Task requirements:
Every line of the material below must be repeated exactly.

***

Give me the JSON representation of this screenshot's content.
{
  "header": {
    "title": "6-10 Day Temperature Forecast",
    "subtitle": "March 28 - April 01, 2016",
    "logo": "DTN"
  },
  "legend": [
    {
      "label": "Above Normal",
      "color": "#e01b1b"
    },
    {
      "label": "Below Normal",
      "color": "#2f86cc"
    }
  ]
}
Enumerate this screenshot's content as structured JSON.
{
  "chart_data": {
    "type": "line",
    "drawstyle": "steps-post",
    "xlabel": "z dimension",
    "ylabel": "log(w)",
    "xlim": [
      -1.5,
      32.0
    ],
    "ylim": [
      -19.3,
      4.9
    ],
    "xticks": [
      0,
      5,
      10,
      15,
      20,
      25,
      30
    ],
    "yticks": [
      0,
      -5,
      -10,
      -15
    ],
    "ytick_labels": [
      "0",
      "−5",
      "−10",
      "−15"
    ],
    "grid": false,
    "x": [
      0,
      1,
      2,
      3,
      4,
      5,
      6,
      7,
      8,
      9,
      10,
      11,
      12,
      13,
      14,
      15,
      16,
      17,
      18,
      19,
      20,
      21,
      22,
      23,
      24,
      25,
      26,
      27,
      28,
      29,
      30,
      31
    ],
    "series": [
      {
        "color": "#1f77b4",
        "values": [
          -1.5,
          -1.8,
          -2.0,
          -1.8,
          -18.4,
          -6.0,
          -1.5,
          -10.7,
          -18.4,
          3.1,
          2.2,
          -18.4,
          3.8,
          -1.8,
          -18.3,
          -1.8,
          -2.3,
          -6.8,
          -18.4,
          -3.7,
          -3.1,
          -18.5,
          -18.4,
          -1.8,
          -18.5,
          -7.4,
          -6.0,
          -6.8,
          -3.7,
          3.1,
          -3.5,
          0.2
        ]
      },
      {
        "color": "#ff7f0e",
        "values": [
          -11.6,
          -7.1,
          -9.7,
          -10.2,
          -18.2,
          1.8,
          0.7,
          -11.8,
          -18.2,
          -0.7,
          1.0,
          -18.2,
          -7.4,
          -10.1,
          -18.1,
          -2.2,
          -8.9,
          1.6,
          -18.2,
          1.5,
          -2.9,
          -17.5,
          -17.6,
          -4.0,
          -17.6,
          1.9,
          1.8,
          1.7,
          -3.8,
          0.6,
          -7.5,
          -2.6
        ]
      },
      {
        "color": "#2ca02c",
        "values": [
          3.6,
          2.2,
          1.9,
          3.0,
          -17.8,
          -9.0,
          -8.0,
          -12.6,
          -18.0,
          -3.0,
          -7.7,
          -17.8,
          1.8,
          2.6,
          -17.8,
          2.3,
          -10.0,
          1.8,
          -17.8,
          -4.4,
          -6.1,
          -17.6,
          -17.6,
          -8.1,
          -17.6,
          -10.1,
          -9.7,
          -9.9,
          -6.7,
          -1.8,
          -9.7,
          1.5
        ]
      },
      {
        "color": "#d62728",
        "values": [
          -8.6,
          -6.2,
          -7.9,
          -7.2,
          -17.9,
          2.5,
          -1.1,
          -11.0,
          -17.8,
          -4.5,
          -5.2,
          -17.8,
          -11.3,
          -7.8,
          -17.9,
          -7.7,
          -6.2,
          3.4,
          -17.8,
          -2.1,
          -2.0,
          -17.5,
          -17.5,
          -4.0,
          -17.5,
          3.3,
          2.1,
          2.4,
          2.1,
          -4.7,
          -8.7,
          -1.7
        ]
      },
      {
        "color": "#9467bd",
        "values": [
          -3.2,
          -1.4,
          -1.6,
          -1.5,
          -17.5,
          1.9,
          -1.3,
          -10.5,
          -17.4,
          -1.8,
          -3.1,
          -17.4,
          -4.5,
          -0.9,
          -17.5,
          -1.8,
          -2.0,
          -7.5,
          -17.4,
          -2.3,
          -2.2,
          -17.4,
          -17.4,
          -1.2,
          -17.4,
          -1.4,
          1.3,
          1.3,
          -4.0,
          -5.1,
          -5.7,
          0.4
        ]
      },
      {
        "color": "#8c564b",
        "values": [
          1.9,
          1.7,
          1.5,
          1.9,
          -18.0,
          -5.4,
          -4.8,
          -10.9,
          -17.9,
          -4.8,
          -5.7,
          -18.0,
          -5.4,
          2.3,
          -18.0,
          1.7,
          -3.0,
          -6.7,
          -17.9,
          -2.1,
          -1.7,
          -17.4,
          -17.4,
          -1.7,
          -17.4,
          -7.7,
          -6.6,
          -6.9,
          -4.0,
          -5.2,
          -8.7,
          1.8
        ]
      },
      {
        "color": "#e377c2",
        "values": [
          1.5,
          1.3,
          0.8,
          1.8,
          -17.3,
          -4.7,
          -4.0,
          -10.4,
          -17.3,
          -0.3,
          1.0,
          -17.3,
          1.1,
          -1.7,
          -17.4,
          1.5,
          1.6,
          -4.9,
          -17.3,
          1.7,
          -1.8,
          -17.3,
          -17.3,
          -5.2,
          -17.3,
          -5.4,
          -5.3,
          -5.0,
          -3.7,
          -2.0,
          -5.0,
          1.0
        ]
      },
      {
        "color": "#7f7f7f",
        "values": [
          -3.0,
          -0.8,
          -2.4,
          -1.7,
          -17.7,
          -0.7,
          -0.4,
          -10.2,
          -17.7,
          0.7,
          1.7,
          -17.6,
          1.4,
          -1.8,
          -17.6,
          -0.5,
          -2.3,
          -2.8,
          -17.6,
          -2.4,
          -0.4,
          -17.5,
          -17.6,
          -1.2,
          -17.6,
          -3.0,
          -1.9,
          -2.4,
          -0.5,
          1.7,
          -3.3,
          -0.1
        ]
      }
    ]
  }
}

***

Response for this exercise:
Give me the JSON representation of this screenshot's content.
{
  "header": {
    "title": "6-10 Day Temperature Forecast",
    "subtitle": "March 28 - April 01, 2016",
    "logo": "DTN"
  },
  "legend": [
    {
      "label": "Above Normal",
      "color": "#e01b1b"
    },
    {
      "label": "Below Normal",
      "color": "#2f86cc"
    }
  ]
}
Enumerate this screenshot's content as structured JSON.
{
  "chart_data": {
    "type": "line",
    "drawstyle": "steps-post",
    "xlabel": "z dimension",
    "ylabel": "log(w)",
    "xlim": [
      -1.5,
      32.0
    ],
    "ylim": [
      -19.3,
      4.9
    ],
    "xticks": [
      0,
      5,
      10,
      15,
      20,
      25,
      30
    ],
    "yticks": [
      0,
      -5,
      -10,
      -15
    ],
    "ytick_labels": [
      "0",
      "−5",
      "−10",
      "−15"
    ],
    "grid": false,
    "x": [
      0,
      1,
      2,
      3,
      4,
      5,
      6,
      7,
      8,
      9,
      10,
      11,
      12,
      13,
      14,
      15,
      16,
      17,
      18,
      19,
      20,
      21,
      22,
      23,
      24,
      25,
      26,
      27,
      28,
      29,
      30,
      31
    ],
    "series": [
      {
        "color": "#1f77b4",
        "values": [
          -1.5,
          -1.8,
          -2.0,
          -1.8,
          -18.4,
          -6.0,
          -1.5,
          -10.7,
          -18.4,
          3.1,
          2.2,
          -18.4,
          3.8,
          -1.8,
          -18.3,
          -1.8,
          -2.3,
          -6.8,
          -18.4,
          -3.7,
          -3.1,
          -18.5,
          -18.4,
          -1.8,
          -18.5,
          -7.4,
          -6.0,
          -6.8,
          -3.7,
          3.1,
          -3.5,
          0.2
        ]
      },
      {
        "color": "#ff7f0e",
        "values": [
          -11.6,
          -7.1,
          -9.7,
          -10.2,
          -18.2,
          1.8,
          0.7,
          -11.8,
          -18.2,
          -0.7,
          1.0,
          -18.2,
          -7.4,
          -10.1,
          -18.1,
          -2.2,
          -8.9,
          1.6,
          -18.2,
          1.5,
          -2.9,
          -17.5,
          -17.6,
          -4.0,
          -17.6,
          1.9,
          1.8,
          1.7,
          -3.8,
          0.6,
          -7.5,
          -2.6
        ]
      },
      {
        "color": "#2ca02c",
        "values": [
          3.6,
          2.2,
          1.9,
          3.0,
          -17.8,
          -9.0,
          -8.0,
          -12.6,
          -18.0,
          -3.0,
          -7.7,
          -17.8,
          1.8,
          2.6,
          -17.8,
          2.3,
          -10.0,
          1.8,
          -17.8,
          -4.4,
          -6.1,
          -17.6,
          -17.6,
          -8.1,
          -17.6,
          -10.1,
          -9.7,
          -9.9,
          -6.7,
          -1.8,
          -9.7,
          1.5
        ]
      },
      {
        "color": "#d62728",
        "values": [
          -8.6,
          -6.2,
          -7.9,
          -7.2,
          -17.9,
          2.5,
          -1.1,
          -11.0,
          -17.8,
          -4.5,
          -5.2,
          -17.8,
          -11.3,
          -7.8,
          -17.9,
          -7.7,
          -6.2,
          3.4,
          -17.8,
          -2.1,
          -2.0,
          -17.5,
          -17.5,
          -4.0,
          -17.5,
          3.3,
          2.1,
          2.4,
          2.1,
          -4.7,
          -8.7,
          -1.7
        ]
      },
      {
        "color": "#9467bd",
        "values": [
          -3.2,
          -1.4,
          -1.6,
          -1.5,
          -17.5,
          1.9,
          -1.3,
          -10.5,
          -17.4,
          -1.8,
          -3.1,
          -17.4,
          -4.5,
          -0.9,
          -17.5,
          -1.8,
          -2.0,
          -7.5,
          -17.4,
          -2.3,
          -2.2,
          -17.4,
          -17.4,
          -1.2,
          -17.4,
          -1.4,
          1.3,
          1.3,
          -4.0,
          -5.1,
          -5.7,
          0.4
        ]
      },
      {
        "color": "#8c564b",
        "values": [
          1.9,
          1.7,
          1.5,
          1.9,
          -18.0,
          -5.4,
          -4.8,
          -10.9,
          -17.9,
          -4.8,
          -5.7,
          -18.0,
          -5.4,
          2.3,
          -18.0,
          1.7,
          -3.0,
          -6.7,
          -17.9,
          -2.1,
          -1.7,
          -17.4,
          -17.4,
          -1.7,
          -17.4,
          -7.7,
          -6.6,
          -6.9,
          -4.0,
          -5.2,
          -8.7,
          1.8
        ]
      },
      {
        "color": "#e377c2",
        "values": [
          1.5,
          1.3,
          0.8,
          1.8,
          -17.3,
          -4.7,
          -4.0,
          -10.4,
          -17.3,
          -0.3,
          1.0,
          -17.3,
          1.1,
          -1.7,
          -17.4,
          1.5,
          1.6,
          -4.9,
          -17.3,
          1.7,
          -1.8,
          -17.3,
          -17.3,
          -5.2,
          -17.3,
          -5.4,
          -5.3,
          -5.0,
          -3.7,
          -2.0,
          -5.0,
          1.0
        ]
      },
      {
        "color": "#7f7f7f",
        "values": [
          -3.0,
          -0.8,
          -2.4,
          -1.7,
          -17.7,
          -0.7,
          -0.4,
          -10.2,
          -17.7,
          0.7,
          1.7,
          -17.6,
          1.4,
          -1.8,
          -17.6,
          -0.5,
          -2.3,
          -2.8,
          -17.6,
          -2.4,
          -0.4,
          -17.5,
          -17.6,
          -1.2,
          -17.6,
          -3.0,
          -1.9,
          -2.4,
          -0.5,
          1.7,
          -3.3,
          -0.1
        ]
      }
    ]
  }
}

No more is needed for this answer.